Extract the entries in their exact form.

** Start Records shown **

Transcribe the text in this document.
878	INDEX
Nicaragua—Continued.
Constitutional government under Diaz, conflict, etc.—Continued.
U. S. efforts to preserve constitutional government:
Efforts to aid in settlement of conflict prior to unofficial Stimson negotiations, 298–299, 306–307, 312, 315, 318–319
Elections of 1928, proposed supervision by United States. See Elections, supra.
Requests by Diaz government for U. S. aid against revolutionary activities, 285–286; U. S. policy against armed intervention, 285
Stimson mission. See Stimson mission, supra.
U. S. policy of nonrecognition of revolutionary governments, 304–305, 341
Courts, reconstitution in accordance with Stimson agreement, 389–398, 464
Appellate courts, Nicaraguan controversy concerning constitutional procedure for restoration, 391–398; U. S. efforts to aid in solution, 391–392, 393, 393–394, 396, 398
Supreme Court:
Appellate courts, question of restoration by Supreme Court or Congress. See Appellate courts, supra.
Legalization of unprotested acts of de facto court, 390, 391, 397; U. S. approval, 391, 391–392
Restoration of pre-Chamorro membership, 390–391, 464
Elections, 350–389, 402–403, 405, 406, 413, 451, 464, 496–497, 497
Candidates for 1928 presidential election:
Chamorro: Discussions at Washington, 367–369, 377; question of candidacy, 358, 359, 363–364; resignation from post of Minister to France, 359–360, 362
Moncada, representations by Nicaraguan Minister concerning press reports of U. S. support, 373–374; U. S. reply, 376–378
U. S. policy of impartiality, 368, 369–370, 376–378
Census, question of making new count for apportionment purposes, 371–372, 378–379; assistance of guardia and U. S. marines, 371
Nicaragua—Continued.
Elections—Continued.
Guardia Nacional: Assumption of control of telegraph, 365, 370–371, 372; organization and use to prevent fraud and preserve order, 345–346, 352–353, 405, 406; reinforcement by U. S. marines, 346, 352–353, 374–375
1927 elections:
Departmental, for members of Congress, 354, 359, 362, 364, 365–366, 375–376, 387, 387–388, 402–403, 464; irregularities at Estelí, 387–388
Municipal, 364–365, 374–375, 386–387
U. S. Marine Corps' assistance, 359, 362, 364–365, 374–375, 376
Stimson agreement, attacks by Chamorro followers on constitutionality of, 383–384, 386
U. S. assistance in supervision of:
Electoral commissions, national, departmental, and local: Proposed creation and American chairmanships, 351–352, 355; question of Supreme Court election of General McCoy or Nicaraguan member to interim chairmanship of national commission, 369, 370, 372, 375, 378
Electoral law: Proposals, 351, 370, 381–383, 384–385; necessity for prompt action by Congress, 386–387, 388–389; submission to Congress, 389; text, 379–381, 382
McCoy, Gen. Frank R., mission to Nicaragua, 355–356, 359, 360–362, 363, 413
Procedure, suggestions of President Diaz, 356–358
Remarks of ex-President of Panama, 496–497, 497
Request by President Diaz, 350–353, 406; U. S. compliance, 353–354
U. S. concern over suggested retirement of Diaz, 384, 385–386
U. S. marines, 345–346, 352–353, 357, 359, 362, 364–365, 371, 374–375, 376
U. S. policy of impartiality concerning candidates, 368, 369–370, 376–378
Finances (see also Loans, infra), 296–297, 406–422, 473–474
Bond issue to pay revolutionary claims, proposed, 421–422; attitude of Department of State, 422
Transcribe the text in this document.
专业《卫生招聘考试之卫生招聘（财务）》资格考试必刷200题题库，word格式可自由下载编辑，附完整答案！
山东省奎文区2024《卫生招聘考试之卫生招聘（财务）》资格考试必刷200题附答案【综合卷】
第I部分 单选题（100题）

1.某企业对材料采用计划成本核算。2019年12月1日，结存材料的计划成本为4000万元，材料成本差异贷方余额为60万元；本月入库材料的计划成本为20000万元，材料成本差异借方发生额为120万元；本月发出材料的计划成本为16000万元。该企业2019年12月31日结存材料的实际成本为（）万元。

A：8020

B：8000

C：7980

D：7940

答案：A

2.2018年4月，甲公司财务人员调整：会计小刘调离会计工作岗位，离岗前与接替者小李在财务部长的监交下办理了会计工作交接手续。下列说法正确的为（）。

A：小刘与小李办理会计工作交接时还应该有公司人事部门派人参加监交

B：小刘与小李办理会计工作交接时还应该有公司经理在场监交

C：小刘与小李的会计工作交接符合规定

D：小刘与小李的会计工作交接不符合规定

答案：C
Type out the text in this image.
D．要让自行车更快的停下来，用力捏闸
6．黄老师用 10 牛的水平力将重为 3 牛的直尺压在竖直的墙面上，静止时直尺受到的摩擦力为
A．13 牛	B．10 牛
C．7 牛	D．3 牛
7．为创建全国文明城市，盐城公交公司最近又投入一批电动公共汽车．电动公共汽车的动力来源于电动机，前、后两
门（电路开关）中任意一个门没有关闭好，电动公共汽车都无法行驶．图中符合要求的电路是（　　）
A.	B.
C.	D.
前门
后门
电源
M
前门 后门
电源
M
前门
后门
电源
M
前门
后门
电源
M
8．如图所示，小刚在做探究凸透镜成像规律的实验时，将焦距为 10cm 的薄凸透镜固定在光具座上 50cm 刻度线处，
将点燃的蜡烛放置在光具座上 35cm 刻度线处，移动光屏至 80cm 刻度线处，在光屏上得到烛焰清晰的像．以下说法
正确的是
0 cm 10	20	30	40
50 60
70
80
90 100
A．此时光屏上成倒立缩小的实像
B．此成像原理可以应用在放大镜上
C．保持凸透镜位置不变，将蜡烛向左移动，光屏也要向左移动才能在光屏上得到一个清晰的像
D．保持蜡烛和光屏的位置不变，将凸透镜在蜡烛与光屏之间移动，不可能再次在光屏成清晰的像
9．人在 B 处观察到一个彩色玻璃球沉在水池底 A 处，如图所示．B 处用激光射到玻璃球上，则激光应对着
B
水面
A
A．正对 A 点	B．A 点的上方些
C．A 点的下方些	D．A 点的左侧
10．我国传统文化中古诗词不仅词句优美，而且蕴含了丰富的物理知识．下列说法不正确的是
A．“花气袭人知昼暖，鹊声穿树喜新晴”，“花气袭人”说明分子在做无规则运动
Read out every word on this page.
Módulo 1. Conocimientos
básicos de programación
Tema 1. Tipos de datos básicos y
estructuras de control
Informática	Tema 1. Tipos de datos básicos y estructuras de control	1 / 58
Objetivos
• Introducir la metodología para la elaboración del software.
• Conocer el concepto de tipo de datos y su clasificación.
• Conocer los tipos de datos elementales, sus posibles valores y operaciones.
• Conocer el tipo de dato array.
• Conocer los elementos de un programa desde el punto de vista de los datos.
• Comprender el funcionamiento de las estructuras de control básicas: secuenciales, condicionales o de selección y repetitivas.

** End Records shown **

• _Solution_:
Transcribe the text in this document.
878	INDEX
Nicaragua—Continued.
Constitutional government under Diaz, conflict, etc.—Continued.
U. S. efforts to preserve constitutional government:
Efforts to aid in settlement of conflict prior to unofficial Stimson negotiations, 298–299, 306–307, 312, 315, 318–319
Elections of 1928, proposed supervision by United States. See Elections, supra.
Requests by Diaz government for U. S. aid against revolutionary activities, 285–286; U. S. policy against armed intervention, 285
Stimson mission. See Stimson mission, supra.
U. S. policy of nonrecognition of revolutionary governments, 304–305, 341
Courts, reconstitution in accordance with Stimson agreement, 389–398, 464
Appellate courts, Nicaraguan controversy concerning constitutional procedure for restoration, 391–398; U. S. efforts to aid in solution, 391–392, 393, 393–394, 396, 398
Supreme Court:
Appellate courts, question of restoration by Supreme Court or Congress. See Appellate courts, supra.
Legalization of unprotested acts of de facto court, 390, 391, 397; U. S. approval, 391, 391–392
Restoration of pre-Chamorro membership, 390–391, 464
Elections, 350–389, 402–403, 405, 406, 413, 451, 464, 496–497, 497
Candidates for 1928 presidential election:
Chamorro: Discussions at Washington, 367–369, 377; question of candidacy, 358, 359, 363–364; resignation from post of Minister to France, 359–360, 362
Moncada, representations by Nicaraguan Minister concerning press reports of U. S. support, 373–374; U. S. reply, 376–378
U. S. policy of impartiality, 368, 369–370, 376–378
Census, question of making new count for apportionment purposes, 371–372, 378–379; assistance of guardia and U. S. marines, 371
Nicaragua—Continued.
Elections—Continued.
Guardia Nacional: Assumption of control of telegraph, 365, 370–371, 372; organization and use to prevent fraud and preserve order, 345–346, 352–353, 405, 406; reinforcement by U. S. marines, 346, 352–353, 374–375
1927 elections:
Departmental, for members of Congress, 354, 359, 362, 364, 365–366, 375–376, 387, 387–388, 402–403, 464; irregularities at Estelí, 387–388
Municipal, 364–365, 374–375, 386–387
U. S. Marine Corps' assistance, 359, 362, 364–365, 374–375, 376
Stimson agreement, attacks by Chamorro followers on constitutionality of, 383–384, 386
U. S. assistance in supervision of:
Electoral commissions, national, departmental, and local: Proposed creation and American chairmanships, 351–352, 355; question of Supreme Court election of General McCoy or Nicaraguan member to interim chairmanship of national commission, 369, 370, 372, 375, 378
Electoral law: Proposals, 351, 370, 381–383, 384–385; necessity for prompt action by Congress, 386–387, 388–389; submission to Congress, 389; text, 379–381, 382
McCoy, Gen. Frank R., mission to Nicaragua, 355–356, 359, 360–362, 363, 413
Procedure, suggestions of President Diaz, 356–358
Remarks of ex-President of Panama, 496–497, 497
Request by President Diaz, 350–353, 406; U. S. compliance, 353–354
U. S. concern over suggested retirement of Diaz, 384, 385–386
U. S. marines, 345–346, 352–353, 357, 359, 362, 364–365, 371, 374–375, 376
U. S. policy of impartiality concerning candidates, 368, 369–370, 376–378
Finances (see also Loans, infra), 296–297, 406–422, 473–474
Bond issue to pay revolutionary claims, proposed, 421–422; attitude of Department of State, 422
Transcribe the text in this document.
专业《卫生招聘考试之卫生招聘（财务）》资格考试必刷200题题库，word格式可自由下载编辑，附完整答案！
山东省奎文区2024《卫生招聘考试之卫生招聘（财务）》资格考试必刷200题附答案【综合卷】
第I部分 单选题（100题）

1.某企业对材料采用计划成本核算。2019年12月1日，结存材料的计划成本为4000万元，材料成本差异贷方余额为60万元；本月入库材料的计划成本为20000万元，材料成本差异借方发生额为120万元；本月发出材料的计划成本为16000万元。该企业2019年12月31日结存材料的实际成本为（）万元。

A：8020

B：8000

C：7980

D：7940

答案：A

2.2018年4月，甲公司财务人员调整：会计小刘调离会计工作岗位，离岗前与接替者小李在财务部长的监交下办理了会计工作交接手续。下列说法正确的为（）。

A：小刘与小李办理会计工作交接时还应该有公司人事部门派人参加监交

B：小刘与小李办理会计工作交接时还应该有公司经理在场监交

C：小刘与小李的会计工作交接符合规定

D：小刘与小李的会计工作交接不符合规定

答案：C
Type out the text in this image.
D．要让自行车更快的停下来，用力捏闸
6．黄老师用 10 牛的水平力将重为 3 牛的直尺压在竖直的墙面上，静止时直尺受到的摩擦力为
A．13 牛	B．10 牛
C．7 牛	D．3 牛
7．为创建全国文明城市，盐城公交公司最近又投入一批电动公共汽车．电动公共汽车的动力来源于电动机，前、后两
门（电路开关）中任意一个门没有关闭好，电动公共汽车都无法行驶．图中符合要求的电路是（　　）
A.	B.
C.	D.
前门
后门
电源
M
前门 后门
电源
M
前门
后门
电源
M
前门
后门
电源
M
8．如图所示，小刚在做探究凸透镜成像规律的实验时，将焦距为 10cm 的薄凸透镜固定在光具座上 50cm 刻度线处，
将点燃的蜡烛放置在光具座上 35cm 刻度线处，移动光屏至 80cm 刻度线处，在光屏上得到烛焰清晰的像．以下说法
正确的是
0 cm 10	20	30	40
50 60
70
80
90 100
A．此时光屏上成倒立缩小的实像
B．此成像原理可以应用在放大镜上
C．保持凸透镜位置不变，将蜡烛向左移动，光屏也要向左移动才能在光屏上得到一个清晰的像
D．保持蜡烛和光屏的位置不变，将凸透镜在蜡烛与光屏之间移动，不可能再次在光屏成清晰的像
9．人在 B 处观察到一个彩色玻璃球沉在水池底 A 处，如图所示．B 处用激光射到玻璃球上，则激光应对着
B
水面
A
A．正对 A 点	B．A 点的上方些
C．A 点的下方些	D．A 点的左侧
10．我国传统文化中古诗词不仅词句优美，而且蕴含了丰富的物理知识．下列说法不正确的是
A．“花气袭人知昼暖，鹊声穿树喜新晴”，“花气袭人”说明分子在做无规则运动
Read out every word on this page.
Módulo 1. Conocimientos
básicos de programación
Tema 1. Tipos de datos básicos y
estructuras de control
Informática	Tema 1. Tipos de datos básicos y estructuras de control	1 / 58
Objetivos
• Introducir la metodología para la elaboración del software.
• Conocer el concepto de tipo de datos y su clasificación.
• Conocer los tipos de datos elementales, sus posibles valores y operaciones.
• Conocer el tipo de dato array.
• Conocer los elementos de un programa desde el punto de vista de los datos.
• Comprender el funcionamiento de las estructuras de control básicas: secuenciales, condicionales o de selección y repetitivas.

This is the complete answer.